═══ Dataset excerpts
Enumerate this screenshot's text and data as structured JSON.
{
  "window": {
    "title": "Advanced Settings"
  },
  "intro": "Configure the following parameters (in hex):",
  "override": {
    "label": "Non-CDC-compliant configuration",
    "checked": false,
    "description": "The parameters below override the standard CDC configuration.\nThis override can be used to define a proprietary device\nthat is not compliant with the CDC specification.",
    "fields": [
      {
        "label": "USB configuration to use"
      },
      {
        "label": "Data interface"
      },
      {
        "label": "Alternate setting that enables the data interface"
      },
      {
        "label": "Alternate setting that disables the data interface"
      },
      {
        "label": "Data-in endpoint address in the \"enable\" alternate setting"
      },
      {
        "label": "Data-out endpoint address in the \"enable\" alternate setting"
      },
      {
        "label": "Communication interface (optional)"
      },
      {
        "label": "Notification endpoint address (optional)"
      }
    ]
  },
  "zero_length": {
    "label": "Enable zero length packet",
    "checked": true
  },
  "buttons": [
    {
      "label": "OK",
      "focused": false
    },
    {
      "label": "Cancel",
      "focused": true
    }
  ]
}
══════
Required task
From the material above, count the lines that include "interface" and give only the total.

Finished task
4